-- GIVEN EXERCISE --
How many of the lines here include "JSON"? Answer with a single number.

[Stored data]
** Start **

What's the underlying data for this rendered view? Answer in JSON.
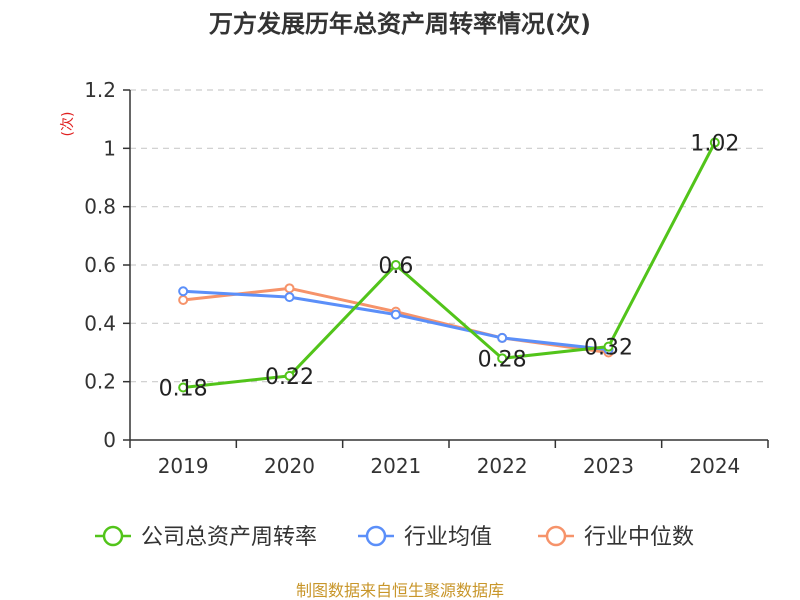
{
  "chart_data": {
    "type": "line",
    "title": "万方发展历年总资产周转率情况(次)",
    "ylabel": "(次)",
    "xlabel": "",
    "categories": [
      "2019",
      "2020",
      "2021",
      "2022",
      "2023",
      "2024"
    ],
    "ylim": [
      0,
      1.2
    ],
    "yticks": [
      "0",
      "0.2",
      "0.4",
      "0.6",
      "0.8",
      "1",
      "1.2"
    ],
    "grid": true,
    "legend_position": "bottom",
    "series": [
      {
        "name": "公司总资产周转率",
        "color": "#52c41a",
        "values": [
          0.18,
          0.22,
          0.6,
          0.28,
          0.32,
          1.02
        ],
        "labels": [
          "0.18",
          "0.22",
          "0.6",
          "0.28",
          "0.32",
          "1.02"
        ]
      },
      {
        "name": "行业均值",
        "color": "#5b8ff9",
        "values": [
          0.51,
          0.49,
          0.43,
          0.35,
          0.31,
          null
        ]
      },
      {
        "name": "行业中位数",
        "color": "#f6936a",
        "values": [
          0.48,
          0.52,
          0.44,
          0.35,
          0.3,
          null
        ]
      }
    ],
    "source": "制图数据来自恒生聚源数据库",
    "title_color": "#333333",
    "ylabel_color": "#e02020",
    "source_color": "#c8962a"
  }
}
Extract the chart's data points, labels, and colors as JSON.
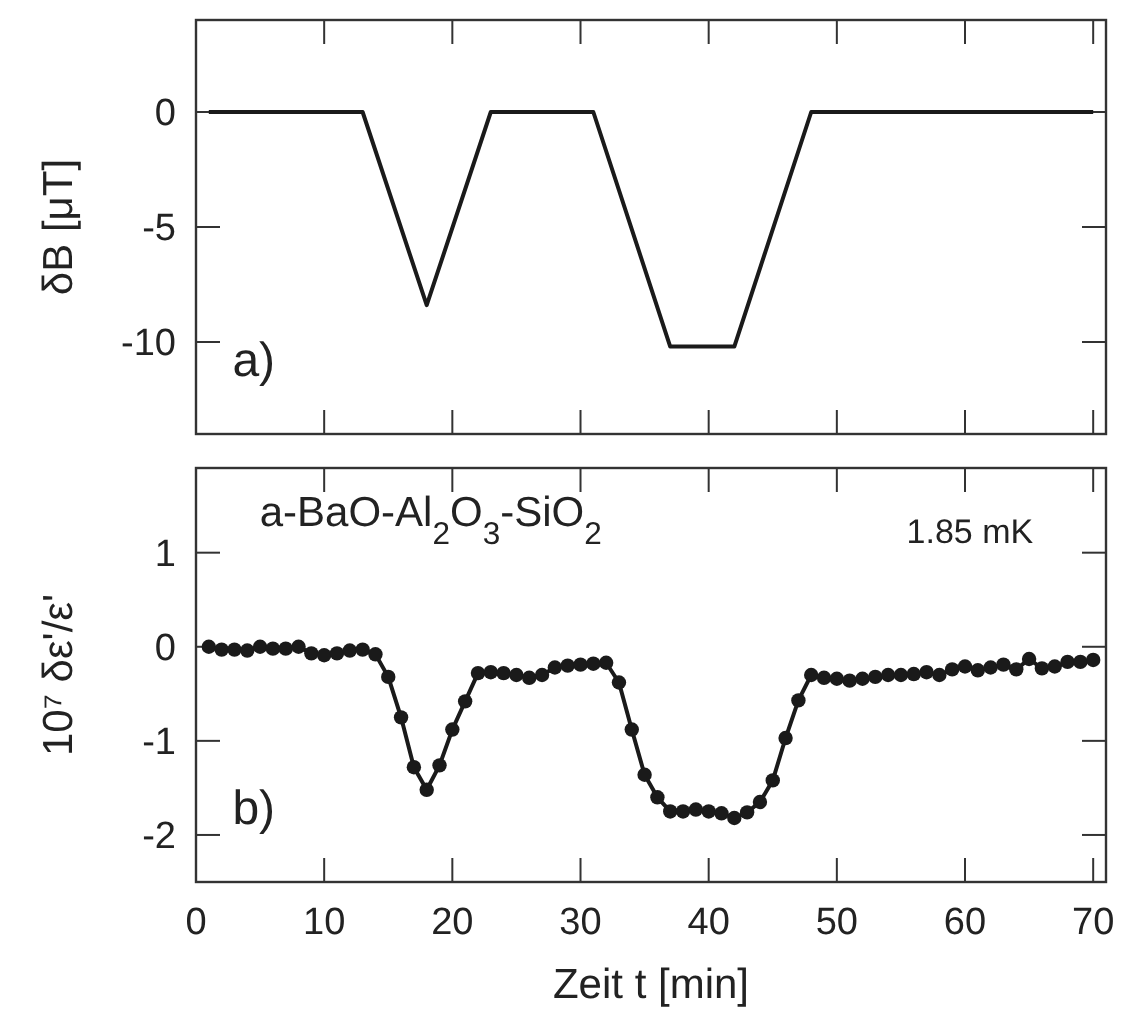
{
  "chart_data": [
    {
      "type": "line",
      "ylabel": "δB [μT]",
      "annotations": [
        "a)"
      ],
      "xlim": [
        0,
        71
      ],
      "ylim": [
        -14,
        4
      ],
      "xticks": [
        0,
        10,
        20,
        30,
        40,
        50,
        60,
        70
      ],
      "yticks": [
        0,
        -5,
        -10
      ],
      "tick_labels": "y",
      "grid": false,
      "marker": "none",
      "line_style": "solid",
      "x": [
        1,
        13,
        18,
        23,
        31,
        37,
        42,
        48,
        70
      ],
      "series": [
        {
          "color": "#1a1a1a",
          "values": [
            0,
            0,
            -8.4,
            0,
            0,
            -10.2,
            -10.2,
            0,
            0
          ]
        }
      ]
    },
    {
      "type": "line",
      "ylabel": "10⁷ δε'/ε'",
      "xlabel": "Zeit t [min]",
      "annotations": [
        "a-BaO-Al$_{2}$O$_{3}$-SiO$_{2}$",
        "1.85 mK",
        "b)"
      ],
      "xlim": [
        0,
        71
      ],
      "ylim": [
        -2.5,
        1.9
      ],
      "xticks": [
        0,
        10,
        20,
        30,
        40,
        50,
        60,
        70
      ],
      "yticks": [
        1,
        0,
        -1,
        -2
      ],
      "grid": false,
      "marker": "circle",
      "line_style": "solid",
      "x": [
        1,
        2,
        3,
        4,
        5,
        6,
        7,
        8,
        9,
        10,
        11,
        12,
        13,
        14,
        15,
        16,
        17,
        18,
        19,
        20,
        21,
        22,
        23,
        24,
        25,
        26,
        27,
        28,
        29,
        30,
        31,
        32,
        33,
        34,
        35,
        36,
        37,
        38,
        39,
        40,
        41,
        42,
        43,
        44,
        45,
        46,
        47,
        48,
        49,
        50,
        51,
        52,
        53,
        54,
        55,
        56,
        57,
        58,
        59,
        60,
        61,
        62,
        63,
        64,
        65,
        66,
        67,
        68,
        69,
        70
      ],
      "series": [
        {
          "color": "#1a1a1a",
          "values": [
            0,
            -0.03,
            -0.03,
            -0.04,
            0,
            -0.02,
            -0.02,
            0,
            -0.07,
            -0.09,
            -0.07,
            -0.04,
            -0.03,
            -0.08,
            -0.32,
            -0.75,
            -1.28,
            -1.52,
            -1.26,
            -0.88,
            -0.58,
            -0.28,
            -0.27,
            -0.28,
            -0.3,
            -0.33,
            -0.3,
            -0.22,
            -0.2,
            -0.19,
            -0.18,
            -0.17,
            -0.38,
            -0.88,
            -1.36,
            -1.6,
            -1.75,
            -1.75,
            -1.73,
            -1.75,
            -1.77,
            -1.82,
            -1.76,
            -1.65,
            -1.42,
            -0.97,
            -0.57,
            -0.3,
            -0.33,
            -0.34,
            -0.36,
            -0.34,
            -0.32,
            -0.3,
            -0.3,
            -0.29,
            -0.27,
            -0.3,
            -0.24,
            -0.21,
            -0.25,
            -0.22,
            -0.19,
            -0.24,
            -0.13,
            -0.23,
            -0.21,
            -0.16,
            -0.16,
            -0.14
          ]
        }
      ]
    }
  ]
}
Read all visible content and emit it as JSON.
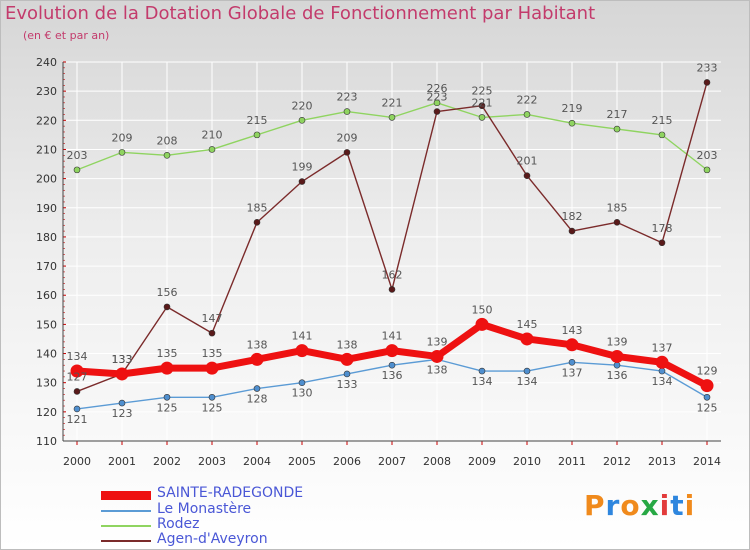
{
  "header": {
    "title": "Evolution de la Dotation Globale de Fonctionnement par Habitant",
    "subtitle": "(en € et par an)"
  },
  "logo": {
    "text": "Proxiti",
    "colors": [
      "#f08a1c",
      "#2e86de",
      "#f08a1c",
      "#27a844",
      "#e23b3b",
      "#2e86de",
      "#f08a1c"
    ]
  },
  "chart_data": {
    "type": "line",
    "x": [
      "2000",
      "2001",
      "2002",
      "2003",
      "2004",
      "2005",
      "2006",
      "2007",
      "2008",
      "2009",
      "2010",
      "2011",
      "2012",
      "2013",
      "2014"
    ],
    "ylim": [
      110,
      240
    ],
    "yticks": [
      110,
      120,
      130,
      140,
      150,
      160,
      170,
      180,
      190,
      200,
      210,
      220,
      230,
      240
    ],
    "series": [
      {
        "name": "SAINTE-RADEGONDE",
        "color": "#ee1111",
        "values": [
          134,
          133,
          135,
          135,
          138,
          141,
          138,
          141,
          139,
          150,
          145,
          143,
          139,
          137,
          129
        ]
      },
      {
        "name": "Le Monastère",
        "color": "#5b9bd5",
        "values": [
          121,
          123,
          125,
          125,
          128,
          130,
          133,
          136,
          138,
          134,
          134,
          137,
          136,
          134,
          125
        ]
      },
      {
        "name": "Rodez",
        "color": "#8fd460",
        "values": [
          203,
          209,
          208,
          210,
          215,
          220,
          223,
          221,
          226,
          221,
          222,
          219,
          217,
          215,
          203
        ]
      },
      {
        "name": "Agen-d'Aveyron",
        "color": "#7b2b2b",
        "values": [
          127,
          133,
          156,
          147,
          185,
          199,
          209,
          162,
          223,
          225,
          201,
          182,
          185,
          178,
          233
        ]
      }
    ]
  }
}
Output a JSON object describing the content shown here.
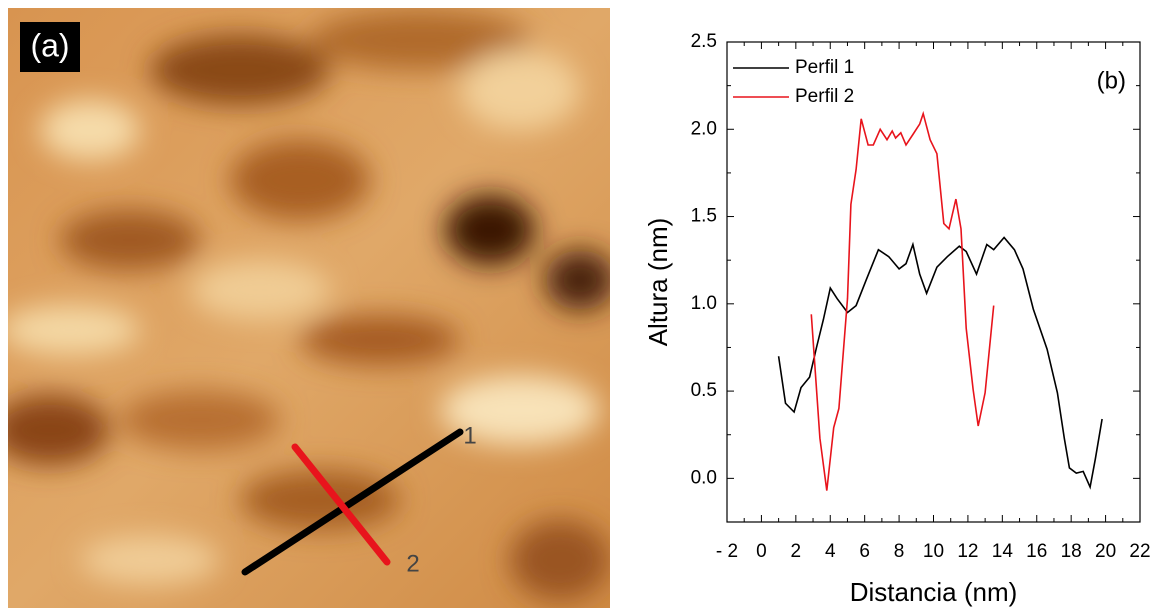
{
  "image_panel": {
    "label": "(a)",
    "line_labels": [
      "1",
      "2"
    ]
  },
  "chart_data": {
    "type": "line",
    "annotation": "(b)",
    "x_label": "Distancia (nm)",
    "y_label": "Altura (nm)",
    "xlim": [
      -2,
      22
    ],
    "ylim": [
      -0.25,
      2.5
    ],
    "xticks": [
      {
        "value": -2,
        "label": "- 2"
      },
      0,
      2,
      4,
      6,
      8,
      10,
      12,
      14,
      16,
      18,
      20,
      22
    ],
    "yticks": [
      {
        "value": 0,
        "label": "0.0"
      },
      {
        "value": 0.5,
        "label": "0.5"
      },
      {
        "value": 1,
        "label": "1.0"
      },
      {
        "value": 1.5,
        "label": "1.5"
      },
      {
        "value": 2,
        "label": "2.0"
      },
      {
        "value": 2.5,
        "label": "2.5"
      }
    ],
    "legend": "upper left",
    "series": [
      {
        "name": "Perfil 1",
        "color": "#000000",
        "x": [
          1.0,
          1.4,
          1.9,
          2.3,
          2.8,
          3.2,
          3.6,
          4.0,
          4.4,
          5.0,
          5.5,
          6.1,
          6.8,
          7.4,
          8.0,
          8.4,
          8.8,
          9.2,
          9.6,
          10.2,
          10.8,
          11.5,
          11.9,
          12.5,
          13.1,
          13.5,
          14.1,
          14.7,
          15.2,
          15.8,
          16.6,
          17.2,
          17.6,
          17.9,
          18.3,
          18.7,
          19.1,
          19.4,
          19.8
        ],
        "values": [
          0.7,
          0.43,
          0.38,
          0.52,
          0.58,
          0.75,
          0.91,
          1.09,
          1.03,
          0.95,
          0.99,
          1.14,
          1.31,
          1.27,
          1.2,
          1.23,
          1.34,
          1.17,
          1.06,
          1.21,
          1.27,
          1.33,
          1.3,
          1.17,
          1.34,
          1.31,
          1.38,
          1.31,
          1.2,
          0.97,
          0.74,
          0.49,
          0.23,
          0.06,
          0.03,
          0.04,
          -0.05,
          0.11,
          0.34
        ]
      },
      {
        "name": "Perfil 2",
        "color": "#e8141c",
        "x": [
          2.9,
          3.4,
          3.8,
          4.2,
          4.5,
          5.0,
          5.2,
          5.5,
          5.8,
          6.2,
          6.5,
          6.9,
          7.3,
          7.6,
          7.8,
          8.1,
          8.4,
          8.8,
          9.2,
          9.4,
          9.8,
          10.2,
          10.6,
          10.9,
          11.3,
          11.6,
          11.9,
          12.3,
          12.6,
          13.0,
          13.5
        ],
        "values": [
          0.94,
          0.23,
          -0.07,
          0.29,
          0.4,
          1.03,
          1.57,
          1.77,
          2.06,
          1.91,
          1.91,
          2.0,
          1.94,
          1.99,
          1.95,
          1.98,
          1.91,
          1.97,
          2.03,
          2.09,
          1.94,
          1.86,
          1.46,
          1.43,
          1.6,
          1.43,
          0.86,
          0.51,
          0.3,
          0.49,
          0.99
        ]
      }
    ]
  }
}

** End **

-- SOLVED PROBLEM --
4